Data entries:

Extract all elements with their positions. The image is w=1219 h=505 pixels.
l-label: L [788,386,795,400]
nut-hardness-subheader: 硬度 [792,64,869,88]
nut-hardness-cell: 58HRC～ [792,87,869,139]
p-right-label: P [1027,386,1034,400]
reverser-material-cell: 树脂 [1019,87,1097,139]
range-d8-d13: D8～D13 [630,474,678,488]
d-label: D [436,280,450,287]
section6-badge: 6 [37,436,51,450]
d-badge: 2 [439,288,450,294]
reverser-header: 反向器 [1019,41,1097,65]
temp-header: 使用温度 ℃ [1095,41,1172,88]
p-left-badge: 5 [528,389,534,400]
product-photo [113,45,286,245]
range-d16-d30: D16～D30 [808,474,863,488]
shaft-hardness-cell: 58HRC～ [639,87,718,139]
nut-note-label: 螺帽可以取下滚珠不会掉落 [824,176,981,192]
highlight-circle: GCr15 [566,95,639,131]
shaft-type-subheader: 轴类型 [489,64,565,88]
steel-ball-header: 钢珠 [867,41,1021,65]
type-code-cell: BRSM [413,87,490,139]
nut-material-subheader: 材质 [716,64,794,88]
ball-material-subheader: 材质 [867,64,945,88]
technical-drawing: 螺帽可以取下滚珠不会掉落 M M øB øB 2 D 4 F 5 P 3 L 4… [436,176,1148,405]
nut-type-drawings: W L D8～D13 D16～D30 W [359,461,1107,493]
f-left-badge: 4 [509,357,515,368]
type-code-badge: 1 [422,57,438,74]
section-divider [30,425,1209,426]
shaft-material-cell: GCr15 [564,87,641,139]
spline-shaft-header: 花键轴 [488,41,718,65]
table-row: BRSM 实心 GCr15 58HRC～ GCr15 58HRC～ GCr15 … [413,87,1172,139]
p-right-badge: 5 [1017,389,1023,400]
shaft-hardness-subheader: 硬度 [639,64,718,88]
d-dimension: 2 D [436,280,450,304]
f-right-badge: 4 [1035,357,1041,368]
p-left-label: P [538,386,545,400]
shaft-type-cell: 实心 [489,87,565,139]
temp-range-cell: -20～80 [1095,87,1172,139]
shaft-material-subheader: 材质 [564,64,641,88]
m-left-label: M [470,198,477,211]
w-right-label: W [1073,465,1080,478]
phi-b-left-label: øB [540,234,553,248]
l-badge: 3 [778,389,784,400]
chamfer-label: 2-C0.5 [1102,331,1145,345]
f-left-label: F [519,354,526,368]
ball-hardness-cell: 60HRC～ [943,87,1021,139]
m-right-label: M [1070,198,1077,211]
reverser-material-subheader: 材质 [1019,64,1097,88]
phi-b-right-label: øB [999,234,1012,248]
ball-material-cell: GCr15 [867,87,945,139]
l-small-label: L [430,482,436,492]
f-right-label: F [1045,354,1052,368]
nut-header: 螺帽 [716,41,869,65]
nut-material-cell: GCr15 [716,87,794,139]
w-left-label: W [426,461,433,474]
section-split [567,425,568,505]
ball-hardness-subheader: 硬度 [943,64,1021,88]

§ THE EXERCISE
From the data entries above, pull out every line that contains the string "type".

§ RESPONSE
shaft-type-subheader: 轴类型 [489,64,565,88]
type-code-cell: BRSM [413,87,490,139]
nut-type-drawings: W L D8～D13 D16～D30 W [359,461,1107,493]
type-code-badge: 1 [422,57,438,74]
shaft-type-cell: 实心 [489,87,565,139]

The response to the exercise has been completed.